## START
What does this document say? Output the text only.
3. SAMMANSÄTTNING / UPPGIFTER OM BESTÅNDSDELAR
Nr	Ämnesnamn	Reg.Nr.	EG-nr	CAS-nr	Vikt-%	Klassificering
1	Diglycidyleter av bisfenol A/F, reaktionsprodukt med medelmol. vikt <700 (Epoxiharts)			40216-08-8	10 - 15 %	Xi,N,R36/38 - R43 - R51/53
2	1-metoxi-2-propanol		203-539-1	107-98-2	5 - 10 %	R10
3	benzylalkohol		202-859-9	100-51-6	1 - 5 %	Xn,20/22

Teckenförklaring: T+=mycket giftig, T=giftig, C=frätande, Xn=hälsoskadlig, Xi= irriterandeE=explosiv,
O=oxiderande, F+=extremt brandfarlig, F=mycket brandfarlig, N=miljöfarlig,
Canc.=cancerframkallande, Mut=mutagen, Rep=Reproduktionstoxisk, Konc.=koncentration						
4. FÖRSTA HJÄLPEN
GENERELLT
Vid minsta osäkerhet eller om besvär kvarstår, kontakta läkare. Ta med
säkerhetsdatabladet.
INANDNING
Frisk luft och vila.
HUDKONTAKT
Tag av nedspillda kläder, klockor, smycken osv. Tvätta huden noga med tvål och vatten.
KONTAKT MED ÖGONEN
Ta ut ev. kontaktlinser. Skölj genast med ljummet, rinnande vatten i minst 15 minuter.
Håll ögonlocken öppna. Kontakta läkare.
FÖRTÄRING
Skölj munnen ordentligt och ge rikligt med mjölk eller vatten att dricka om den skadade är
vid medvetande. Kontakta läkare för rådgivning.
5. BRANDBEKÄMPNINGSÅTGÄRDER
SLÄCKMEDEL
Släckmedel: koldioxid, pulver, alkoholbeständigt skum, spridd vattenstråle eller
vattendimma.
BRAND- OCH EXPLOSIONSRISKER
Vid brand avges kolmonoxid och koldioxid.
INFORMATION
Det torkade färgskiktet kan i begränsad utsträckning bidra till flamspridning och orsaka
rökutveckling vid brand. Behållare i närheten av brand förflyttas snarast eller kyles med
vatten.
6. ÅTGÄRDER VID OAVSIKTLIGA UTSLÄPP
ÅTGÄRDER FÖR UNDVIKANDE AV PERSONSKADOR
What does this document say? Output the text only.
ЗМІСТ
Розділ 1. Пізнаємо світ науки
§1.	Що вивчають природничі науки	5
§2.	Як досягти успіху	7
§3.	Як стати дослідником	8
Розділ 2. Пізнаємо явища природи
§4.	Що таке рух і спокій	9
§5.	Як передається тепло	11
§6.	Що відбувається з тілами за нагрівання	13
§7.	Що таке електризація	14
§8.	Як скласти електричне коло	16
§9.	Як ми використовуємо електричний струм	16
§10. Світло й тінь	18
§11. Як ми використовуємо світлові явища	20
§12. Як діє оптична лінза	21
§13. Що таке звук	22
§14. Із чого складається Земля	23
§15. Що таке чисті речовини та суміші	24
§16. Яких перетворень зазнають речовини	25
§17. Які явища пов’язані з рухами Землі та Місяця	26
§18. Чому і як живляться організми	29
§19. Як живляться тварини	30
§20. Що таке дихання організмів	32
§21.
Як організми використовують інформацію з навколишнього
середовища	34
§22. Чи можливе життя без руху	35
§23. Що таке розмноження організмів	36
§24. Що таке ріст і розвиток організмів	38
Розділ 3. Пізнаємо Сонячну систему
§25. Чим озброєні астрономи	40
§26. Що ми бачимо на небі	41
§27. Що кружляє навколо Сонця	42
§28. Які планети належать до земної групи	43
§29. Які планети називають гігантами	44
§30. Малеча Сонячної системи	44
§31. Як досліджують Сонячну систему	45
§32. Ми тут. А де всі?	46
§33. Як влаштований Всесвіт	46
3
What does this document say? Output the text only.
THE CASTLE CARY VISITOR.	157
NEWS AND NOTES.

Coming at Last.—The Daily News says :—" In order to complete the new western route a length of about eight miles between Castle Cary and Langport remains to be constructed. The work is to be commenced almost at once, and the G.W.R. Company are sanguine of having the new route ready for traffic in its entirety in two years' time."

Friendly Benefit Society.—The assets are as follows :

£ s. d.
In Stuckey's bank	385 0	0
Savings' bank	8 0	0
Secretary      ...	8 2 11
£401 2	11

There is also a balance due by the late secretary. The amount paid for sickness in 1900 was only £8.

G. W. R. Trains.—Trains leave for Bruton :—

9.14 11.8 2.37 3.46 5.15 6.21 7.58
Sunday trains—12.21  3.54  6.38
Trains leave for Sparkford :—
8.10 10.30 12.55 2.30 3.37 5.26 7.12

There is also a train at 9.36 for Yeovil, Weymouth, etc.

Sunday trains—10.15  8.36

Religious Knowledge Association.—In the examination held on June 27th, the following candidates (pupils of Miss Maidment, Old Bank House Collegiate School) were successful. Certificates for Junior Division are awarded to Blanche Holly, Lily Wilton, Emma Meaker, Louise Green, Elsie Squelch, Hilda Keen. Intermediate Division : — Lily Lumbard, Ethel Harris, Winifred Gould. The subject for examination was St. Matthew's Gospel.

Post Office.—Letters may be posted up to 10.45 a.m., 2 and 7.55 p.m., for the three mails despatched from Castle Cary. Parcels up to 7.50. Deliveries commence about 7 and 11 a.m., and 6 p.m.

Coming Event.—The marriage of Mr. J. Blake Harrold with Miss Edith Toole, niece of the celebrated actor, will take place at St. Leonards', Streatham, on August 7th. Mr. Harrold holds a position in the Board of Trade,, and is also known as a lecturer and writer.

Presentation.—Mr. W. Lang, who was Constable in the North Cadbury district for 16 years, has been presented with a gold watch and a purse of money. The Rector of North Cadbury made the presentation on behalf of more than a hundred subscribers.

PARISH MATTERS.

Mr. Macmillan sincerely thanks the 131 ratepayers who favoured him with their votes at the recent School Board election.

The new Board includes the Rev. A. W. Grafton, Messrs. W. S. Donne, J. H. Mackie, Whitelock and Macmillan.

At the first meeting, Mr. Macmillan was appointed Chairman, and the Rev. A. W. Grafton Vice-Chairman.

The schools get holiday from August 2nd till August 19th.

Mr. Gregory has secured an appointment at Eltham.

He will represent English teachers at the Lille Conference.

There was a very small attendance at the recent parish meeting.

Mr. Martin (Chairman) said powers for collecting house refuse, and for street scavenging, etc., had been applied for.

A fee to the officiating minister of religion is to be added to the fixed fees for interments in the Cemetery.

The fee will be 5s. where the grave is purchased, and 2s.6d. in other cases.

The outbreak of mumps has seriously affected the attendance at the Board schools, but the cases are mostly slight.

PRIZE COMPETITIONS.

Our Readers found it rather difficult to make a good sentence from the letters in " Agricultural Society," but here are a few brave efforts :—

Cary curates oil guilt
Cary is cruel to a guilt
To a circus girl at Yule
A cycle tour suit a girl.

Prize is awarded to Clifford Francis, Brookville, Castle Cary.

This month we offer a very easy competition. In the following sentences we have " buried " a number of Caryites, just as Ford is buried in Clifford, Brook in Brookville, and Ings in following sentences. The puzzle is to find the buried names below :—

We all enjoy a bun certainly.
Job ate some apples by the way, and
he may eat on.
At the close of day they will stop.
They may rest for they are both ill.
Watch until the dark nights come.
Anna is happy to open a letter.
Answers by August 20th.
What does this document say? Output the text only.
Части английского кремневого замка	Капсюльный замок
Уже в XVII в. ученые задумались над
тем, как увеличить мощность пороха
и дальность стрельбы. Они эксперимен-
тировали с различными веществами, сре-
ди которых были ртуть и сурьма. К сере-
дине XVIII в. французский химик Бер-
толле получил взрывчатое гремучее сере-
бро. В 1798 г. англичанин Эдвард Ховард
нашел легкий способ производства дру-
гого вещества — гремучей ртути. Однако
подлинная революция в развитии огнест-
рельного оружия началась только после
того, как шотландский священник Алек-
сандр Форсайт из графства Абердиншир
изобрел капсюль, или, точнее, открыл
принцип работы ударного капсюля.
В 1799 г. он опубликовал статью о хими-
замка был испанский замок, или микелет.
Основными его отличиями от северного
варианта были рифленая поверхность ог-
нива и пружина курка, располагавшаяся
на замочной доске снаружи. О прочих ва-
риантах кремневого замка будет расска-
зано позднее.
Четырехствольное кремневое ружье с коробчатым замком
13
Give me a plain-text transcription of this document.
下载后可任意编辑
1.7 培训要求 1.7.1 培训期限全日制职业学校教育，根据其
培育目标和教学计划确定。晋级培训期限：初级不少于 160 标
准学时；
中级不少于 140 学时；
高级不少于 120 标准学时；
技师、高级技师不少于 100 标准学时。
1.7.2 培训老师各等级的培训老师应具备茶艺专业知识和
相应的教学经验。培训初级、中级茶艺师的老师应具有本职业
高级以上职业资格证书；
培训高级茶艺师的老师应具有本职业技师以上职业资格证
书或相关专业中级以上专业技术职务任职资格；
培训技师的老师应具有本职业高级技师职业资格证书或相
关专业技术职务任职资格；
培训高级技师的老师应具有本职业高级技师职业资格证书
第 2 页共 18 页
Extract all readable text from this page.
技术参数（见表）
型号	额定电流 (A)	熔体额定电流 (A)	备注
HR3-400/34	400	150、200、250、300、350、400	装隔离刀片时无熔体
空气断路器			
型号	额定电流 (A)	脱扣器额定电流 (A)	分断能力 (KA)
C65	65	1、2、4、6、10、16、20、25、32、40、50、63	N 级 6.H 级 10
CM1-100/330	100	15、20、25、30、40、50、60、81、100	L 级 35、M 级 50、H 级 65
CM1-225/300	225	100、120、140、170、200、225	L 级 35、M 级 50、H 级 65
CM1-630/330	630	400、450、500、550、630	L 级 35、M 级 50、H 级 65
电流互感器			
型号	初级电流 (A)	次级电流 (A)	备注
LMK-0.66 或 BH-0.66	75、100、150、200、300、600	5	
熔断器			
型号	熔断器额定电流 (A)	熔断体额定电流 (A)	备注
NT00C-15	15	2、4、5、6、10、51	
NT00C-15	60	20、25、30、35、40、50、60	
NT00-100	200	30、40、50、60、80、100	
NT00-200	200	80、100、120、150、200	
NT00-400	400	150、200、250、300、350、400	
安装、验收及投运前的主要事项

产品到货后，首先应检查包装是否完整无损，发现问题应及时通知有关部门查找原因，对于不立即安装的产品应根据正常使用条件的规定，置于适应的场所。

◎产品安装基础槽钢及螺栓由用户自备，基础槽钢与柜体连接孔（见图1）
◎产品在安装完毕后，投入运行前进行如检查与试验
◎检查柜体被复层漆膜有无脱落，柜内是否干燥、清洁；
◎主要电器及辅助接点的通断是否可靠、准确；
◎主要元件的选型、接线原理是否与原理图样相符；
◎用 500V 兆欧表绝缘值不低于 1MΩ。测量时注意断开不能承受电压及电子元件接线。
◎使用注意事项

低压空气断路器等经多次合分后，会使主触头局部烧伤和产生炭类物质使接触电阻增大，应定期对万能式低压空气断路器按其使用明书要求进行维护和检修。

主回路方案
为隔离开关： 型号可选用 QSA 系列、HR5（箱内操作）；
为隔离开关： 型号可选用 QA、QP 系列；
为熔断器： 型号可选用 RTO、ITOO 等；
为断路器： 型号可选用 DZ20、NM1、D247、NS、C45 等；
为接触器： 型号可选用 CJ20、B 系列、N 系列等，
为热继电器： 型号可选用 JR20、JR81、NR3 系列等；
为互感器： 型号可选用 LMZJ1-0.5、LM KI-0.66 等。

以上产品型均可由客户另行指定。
## END
TASK.
Tally the lines in the listing that hold "awarded" and report the number alone.

SOLVED EXERCISE.
2